• [Do this] Output all of the entries below precisely as written.

— START Material for this task —

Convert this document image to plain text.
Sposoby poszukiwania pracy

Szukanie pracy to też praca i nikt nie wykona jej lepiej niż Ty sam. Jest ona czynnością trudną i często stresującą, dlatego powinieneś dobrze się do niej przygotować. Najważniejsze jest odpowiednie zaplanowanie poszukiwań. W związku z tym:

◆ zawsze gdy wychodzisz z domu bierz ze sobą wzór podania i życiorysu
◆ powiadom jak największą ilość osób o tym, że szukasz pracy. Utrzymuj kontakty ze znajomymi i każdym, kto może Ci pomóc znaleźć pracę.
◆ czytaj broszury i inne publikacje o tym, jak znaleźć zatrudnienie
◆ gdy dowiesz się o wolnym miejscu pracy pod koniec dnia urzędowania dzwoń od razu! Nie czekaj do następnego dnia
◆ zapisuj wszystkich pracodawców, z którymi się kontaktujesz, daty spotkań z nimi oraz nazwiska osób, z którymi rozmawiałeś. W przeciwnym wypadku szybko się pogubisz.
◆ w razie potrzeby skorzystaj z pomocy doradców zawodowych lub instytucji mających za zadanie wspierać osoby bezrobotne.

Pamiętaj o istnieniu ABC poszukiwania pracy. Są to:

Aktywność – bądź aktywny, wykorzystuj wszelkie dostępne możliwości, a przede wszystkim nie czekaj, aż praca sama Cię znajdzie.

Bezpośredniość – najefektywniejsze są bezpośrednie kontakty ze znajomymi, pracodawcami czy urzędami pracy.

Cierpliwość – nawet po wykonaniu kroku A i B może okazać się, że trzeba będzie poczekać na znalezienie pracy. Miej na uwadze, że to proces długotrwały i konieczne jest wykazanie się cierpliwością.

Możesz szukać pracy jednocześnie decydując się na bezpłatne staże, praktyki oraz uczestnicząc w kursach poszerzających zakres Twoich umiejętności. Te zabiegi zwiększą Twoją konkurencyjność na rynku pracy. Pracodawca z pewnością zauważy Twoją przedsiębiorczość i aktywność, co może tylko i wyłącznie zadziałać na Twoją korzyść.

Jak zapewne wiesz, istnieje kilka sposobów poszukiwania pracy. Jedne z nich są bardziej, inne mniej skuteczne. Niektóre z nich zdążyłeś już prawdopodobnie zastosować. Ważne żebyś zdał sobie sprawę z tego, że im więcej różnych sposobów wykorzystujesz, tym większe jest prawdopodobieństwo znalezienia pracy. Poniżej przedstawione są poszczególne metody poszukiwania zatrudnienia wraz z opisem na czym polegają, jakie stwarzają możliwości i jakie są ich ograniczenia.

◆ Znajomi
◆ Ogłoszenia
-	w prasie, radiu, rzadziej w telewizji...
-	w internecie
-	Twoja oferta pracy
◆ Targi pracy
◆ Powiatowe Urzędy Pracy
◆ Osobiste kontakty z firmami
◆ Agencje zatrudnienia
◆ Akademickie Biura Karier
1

— END Material for this task —

• [Task result]
Convert this document image to plain text.
Sposoby poszukiwania pracy

Szukanie pracy to też praca i nikt nie wykona jej lepiej niż Ty sam. Jest ona czynnością trudną i często stresującą, dlatego powinieneś dobrze się do niej przygotować. Najważniejsze jest odpowiednie zaplanowanie poszukiwań. W związku z tym:

◆ zawsze gdy wychodzisz z domu bierz ze sobą wzór podania i życiorysu
◆ powiadom jak największą ilość osób o tym, że szukasz pracy. Utrzymuj kontakty ze znajomymi i każdym, kto może Ci pomóc znaleźć pracę.
◆ czytaj broszury i inne publikacje o tym, jak znaleźć zatrudnienie
◆ gdy dowiesz się o wolnym miejscu pracy pod koniec dnia urzędowania dzwoń od razu! Nie czekaj do następnego dnia
◆ zapisuj wszystkich pracodawców, z którymi się kontaktujesz, daty spotkań z nimi oraz nazwiska osób, z którymi rozmawiałeś. W przeciwnym wypadku szybko się pogubisz.
◆ w razie potrzeby skorzystaj z pomocy doradców zawodowych lub instytucji mających za zadanie wspierać osoby bezrobotne.

Pamiętaj o istnieniu ABC poszukiwania pracy. Są to:

Aktywność – bądź aktywny, wykorzystuj wszelkie dostępne możliwości, a przede wszystkim nie czekaj, aż praca sama Cię znajdzie.

Bezpośredniość – najefektywniejsze są bezpośrednie kontakty ze znajomymi, pracodawcami czy urzędami pracy.

Cierpliwość – nawet po wykonaniu kroku A i B może okazać się, że trzeba będzie poczekać na znalezienie pracy. Miej na uwadze, że to proces długotrwały i konieczne jest wykazanie się cierpliwością.

Możesz szukać pracy jednocześnie decydując się na bezpłatne staże, praktyki oraz uczestnicząc w kursach poszerzających zakres Twoich umiejętności. Te zabiegi zwiększą Twoją konkurencyjność na rynku pracy. Pracodawca z pewnością zauważy Twoją przedsiębiorczość i aktywność, co może tylko i wyłącznie zadziałać na Twoją korzyść.

Jak zapewne wiesz, istnieje kilka sposobów poszukiwania pracy. Jedne z nich są bardziej, inne mniej skuteczne. Niektóre z nich zdążyłeś już prawdopodobnie zastosować. Ważne żebyś zdał sobie sprawę z tego, że im więcej różnych sposobów wykorzystujesz, tym większe jest prawdopodobieństwo znalezienia pracy. Poniżej przedstawione są poszczególne metody poszukiwania zatrudnienia wraz z opisem na czym polegają, jakie stwarzają możliwości i jakie są ich ograniczenia.

◆ Znajomi
◆ Ogłoszenia
-	w prasie, radiu, rzadziej w telewizji...
-	w internecie
-	Twoja oferta pracy
◆ Targi pracy
◆ Powiatowe Urzędy Pracy
◆ Osobiste kontakty z firmami
◆ Agencje zatrudnienia
◆ Akademickie Biura Karier
1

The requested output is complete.